> WHAT IS BEING ASKED
Collect every line that includes the string "Output".

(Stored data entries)
-- begin --

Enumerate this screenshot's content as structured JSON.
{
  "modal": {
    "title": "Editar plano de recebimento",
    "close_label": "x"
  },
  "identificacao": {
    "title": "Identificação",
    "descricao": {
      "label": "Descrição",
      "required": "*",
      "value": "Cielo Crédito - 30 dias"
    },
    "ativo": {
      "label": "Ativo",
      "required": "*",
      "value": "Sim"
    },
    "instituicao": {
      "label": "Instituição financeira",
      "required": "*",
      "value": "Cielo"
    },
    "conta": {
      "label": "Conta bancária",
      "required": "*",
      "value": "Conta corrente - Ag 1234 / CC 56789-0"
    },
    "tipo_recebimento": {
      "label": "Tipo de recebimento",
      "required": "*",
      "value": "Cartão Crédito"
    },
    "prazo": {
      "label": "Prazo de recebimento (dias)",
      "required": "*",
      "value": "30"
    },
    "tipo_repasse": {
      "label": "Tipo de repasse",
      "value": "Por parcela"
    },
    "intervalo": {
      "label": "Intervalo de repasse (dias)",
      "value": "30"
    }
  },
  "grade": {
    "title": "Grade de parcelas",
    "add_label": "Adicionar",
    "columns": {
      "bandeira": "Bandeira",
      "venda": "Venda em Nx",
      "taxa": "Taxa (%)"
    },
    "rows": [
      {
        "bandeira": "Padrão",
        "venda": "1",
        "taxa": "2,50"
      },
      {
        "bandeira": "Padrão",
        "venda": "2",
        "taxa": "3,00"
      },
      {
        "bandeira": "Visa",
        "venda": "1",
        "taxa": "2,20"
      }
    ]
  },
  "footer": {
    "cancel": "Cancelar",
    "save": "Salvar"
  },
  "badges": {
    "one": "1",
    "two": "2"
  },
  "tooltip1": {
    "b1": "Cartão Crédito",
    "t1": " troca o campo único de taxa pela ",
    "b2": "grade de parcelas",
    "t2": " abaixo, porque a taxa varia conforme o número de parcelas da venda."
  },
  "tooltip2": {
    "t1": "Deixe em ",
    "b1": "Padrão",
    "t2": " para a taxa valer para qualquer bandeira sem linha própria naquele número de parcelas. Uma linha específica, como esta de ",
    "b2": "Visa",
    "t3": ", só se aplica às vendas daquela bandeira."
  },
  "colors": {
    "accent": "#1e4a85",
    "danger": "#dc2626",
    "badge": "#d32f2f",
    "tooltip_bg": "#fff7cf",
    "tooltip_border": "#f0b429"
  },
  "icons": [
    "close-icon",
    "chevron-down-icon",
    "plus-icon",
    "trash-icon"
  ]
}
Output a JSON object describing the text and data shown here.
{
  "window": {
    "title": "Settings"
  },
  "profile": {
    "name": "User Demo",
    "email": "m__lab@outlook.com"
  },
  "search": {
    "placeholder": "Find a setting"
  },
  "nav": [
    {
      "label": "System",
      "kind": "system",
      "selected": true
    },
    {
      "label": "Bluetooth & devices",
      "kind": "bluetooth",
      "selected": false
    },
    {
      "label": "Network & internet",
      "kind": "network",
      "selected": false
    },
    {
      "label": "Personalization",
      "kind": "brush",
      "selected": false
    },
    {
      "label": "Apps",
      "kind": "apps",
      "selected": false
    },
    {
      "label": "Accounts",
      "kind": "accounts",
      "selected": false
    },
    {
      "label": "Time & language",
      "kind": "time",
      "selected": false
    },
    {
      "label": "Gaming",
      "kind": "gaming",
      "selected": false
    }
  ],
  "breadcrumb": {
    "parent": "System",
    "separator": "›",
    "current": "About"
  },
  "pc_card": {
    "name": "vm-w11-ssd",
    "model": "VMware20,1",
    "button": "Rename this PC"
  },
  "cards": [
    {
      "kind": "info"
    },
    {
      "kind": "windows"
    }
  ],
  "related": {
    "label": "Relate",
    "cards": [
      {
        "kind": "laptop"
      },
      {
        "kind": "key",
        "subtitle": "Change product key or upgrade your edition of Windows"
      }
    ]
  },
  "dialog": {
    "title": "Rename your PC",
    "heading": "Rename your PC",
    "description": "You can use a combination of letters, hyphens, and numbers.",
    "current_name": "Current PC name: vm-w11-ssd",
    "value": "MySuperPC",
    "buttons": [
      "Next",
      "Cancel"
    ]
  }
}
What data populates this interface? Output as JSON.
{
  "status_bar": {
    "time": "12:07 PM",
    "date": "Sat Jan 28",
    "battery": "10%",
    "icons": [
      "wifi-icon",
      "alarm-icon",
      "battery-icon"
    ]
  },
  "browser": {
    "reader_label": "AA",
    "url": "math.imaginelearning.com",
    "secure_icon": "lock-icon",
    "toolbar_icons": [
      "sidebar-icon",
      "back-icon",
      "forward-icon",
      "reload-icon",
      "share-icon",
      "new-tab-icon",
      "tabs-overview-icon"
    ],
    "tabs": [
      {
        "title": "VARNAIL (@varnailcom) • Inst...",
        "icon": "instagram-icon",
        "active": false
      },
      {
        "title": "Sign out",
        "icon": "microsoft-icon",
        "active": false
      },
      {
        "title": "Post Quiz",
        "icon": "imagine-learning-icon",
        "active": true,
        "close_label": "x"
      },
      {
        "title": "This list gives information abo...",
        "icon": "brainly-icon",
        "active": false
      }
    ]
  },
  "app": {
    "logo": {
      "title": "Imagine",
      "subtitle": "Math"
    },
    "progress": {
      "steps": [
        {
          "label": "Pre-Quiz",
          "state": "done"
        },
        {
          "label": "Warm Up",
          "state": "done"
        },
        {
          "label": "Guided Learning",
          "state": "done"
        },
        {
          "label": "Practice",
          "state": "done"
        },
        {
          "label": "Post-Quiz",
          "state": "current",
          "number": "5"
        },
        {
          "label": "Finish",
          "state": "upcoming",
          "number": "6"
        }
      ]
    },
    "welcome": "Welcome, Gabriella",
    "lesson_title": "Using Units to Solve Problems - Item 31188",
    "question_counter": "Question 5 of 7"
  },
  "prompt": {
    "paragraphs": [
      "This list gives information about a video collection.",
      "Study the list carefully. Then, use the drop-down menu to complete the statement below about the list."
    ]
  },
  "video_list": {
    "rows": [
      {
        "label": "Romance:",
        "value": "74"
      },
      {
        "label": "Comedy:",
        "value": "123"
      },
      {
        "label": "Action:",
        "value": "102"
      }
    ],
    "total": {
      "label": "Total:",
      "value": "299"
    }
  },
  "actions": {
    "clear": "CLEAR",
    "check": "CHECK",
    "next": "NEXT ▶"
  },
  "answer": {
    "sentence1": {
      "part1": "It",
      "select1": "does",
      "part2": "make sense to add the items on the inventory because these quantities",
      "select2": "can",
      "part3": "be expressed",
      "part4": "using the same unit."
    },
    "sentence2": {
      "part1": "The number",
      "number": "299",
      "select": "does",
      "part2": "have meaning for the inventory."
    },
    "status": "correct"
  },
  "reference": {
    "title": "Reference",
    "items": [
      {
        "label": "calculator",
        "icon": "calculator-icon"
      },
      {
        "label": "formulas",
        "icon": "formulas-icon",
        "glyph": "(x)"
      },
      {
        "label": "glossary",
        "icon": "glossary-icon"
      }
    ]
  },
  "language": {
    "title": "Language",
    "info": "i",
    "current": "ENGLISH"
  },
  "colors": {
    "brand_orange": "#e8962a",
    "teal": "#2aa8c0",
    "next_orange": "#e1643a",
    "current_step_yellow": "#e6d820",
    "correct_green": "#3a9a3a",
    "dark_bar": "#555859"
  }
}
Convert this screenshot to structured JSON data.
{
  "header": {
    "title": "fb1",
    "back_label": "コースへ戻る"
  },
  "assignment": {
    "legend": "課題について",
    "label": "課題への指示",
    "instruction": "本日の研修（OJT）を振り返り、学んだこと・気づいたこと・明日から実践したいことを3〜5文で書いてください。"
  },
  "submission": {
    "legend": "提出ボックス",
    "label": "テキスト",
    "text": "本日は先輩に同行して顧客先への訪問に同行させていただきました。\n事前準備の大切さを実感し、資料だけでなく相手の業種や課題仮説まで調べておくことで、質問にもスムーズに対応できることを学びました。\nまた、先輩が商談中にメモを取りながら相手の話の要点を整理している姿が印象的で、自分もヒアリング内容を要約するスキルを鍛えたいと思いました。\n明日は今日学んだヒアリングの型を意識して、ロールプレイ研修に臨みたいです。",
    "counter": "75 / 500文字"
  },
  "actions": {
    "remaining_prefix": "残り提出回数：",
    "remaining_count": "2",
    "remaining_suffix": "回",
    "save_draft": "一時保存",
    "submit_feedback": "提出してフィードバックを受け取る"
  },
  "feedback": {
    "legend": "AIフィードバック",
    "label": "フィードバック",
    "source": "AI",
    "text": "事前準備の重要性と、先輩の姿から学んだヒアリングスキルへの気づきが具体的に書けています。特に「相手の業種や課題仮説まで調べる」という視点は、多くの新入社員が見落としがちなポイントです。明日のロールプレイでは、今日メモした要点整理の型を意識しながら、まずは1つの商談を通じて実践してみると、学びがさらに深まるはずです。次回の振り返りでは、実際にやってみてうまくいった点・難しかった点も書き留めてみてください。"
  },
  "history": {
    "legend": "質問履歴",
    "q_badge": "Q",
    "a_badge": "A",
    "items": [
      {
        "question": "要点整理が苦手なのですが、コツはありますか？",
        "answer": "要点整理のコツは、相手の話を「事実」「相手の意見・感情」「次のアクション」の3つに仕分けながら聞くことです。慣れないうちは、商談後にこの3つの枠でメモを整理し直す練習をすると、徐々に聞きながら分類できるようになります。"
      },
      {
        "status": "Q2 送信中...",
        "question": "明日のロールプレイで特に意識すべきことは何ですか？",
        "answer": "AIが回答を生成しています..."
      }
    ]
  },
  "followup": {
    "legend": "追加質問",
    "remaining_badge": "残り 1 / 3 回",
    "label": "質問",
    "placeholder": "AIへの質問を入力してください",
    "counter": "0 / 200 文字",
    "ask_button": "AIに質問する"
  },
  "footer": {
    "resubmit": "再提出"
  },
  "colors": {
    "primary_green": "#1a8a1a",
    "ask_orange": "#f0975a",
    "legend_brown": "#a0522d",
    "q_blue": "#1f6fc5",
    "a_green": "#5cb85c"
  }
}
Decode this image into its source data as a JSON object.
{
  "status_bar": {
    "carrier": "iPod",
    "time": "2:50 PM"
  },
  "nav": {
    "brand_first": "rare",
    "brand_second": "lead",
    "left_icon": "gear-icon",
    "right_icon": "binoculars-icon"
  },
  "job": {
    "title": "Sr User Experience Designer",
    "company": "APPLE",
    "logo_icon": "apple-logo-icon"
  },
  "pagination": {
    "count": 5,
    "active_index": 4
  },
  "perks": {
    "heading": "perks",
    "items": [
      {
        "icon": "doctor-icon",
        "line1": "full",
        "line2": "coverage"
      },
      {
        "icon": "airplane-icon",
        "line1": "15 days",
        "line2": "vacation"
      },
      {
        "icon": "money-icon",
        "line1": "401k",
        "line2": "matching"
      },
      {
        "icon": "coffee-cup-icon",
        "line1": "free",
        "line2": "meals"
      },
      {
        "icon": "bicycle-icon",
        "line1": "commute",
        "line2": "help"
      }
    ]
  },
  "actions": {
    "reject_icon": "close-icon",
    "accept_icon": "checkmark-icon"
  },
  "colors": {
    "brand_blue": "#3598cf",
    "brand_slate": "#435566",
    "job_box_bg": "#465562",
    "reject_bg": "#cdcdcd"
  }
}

-- end --

> EXERCISE ANSWER
Output a JSON object describing the text and data shown here.
What data populates this interface? Output as JSON.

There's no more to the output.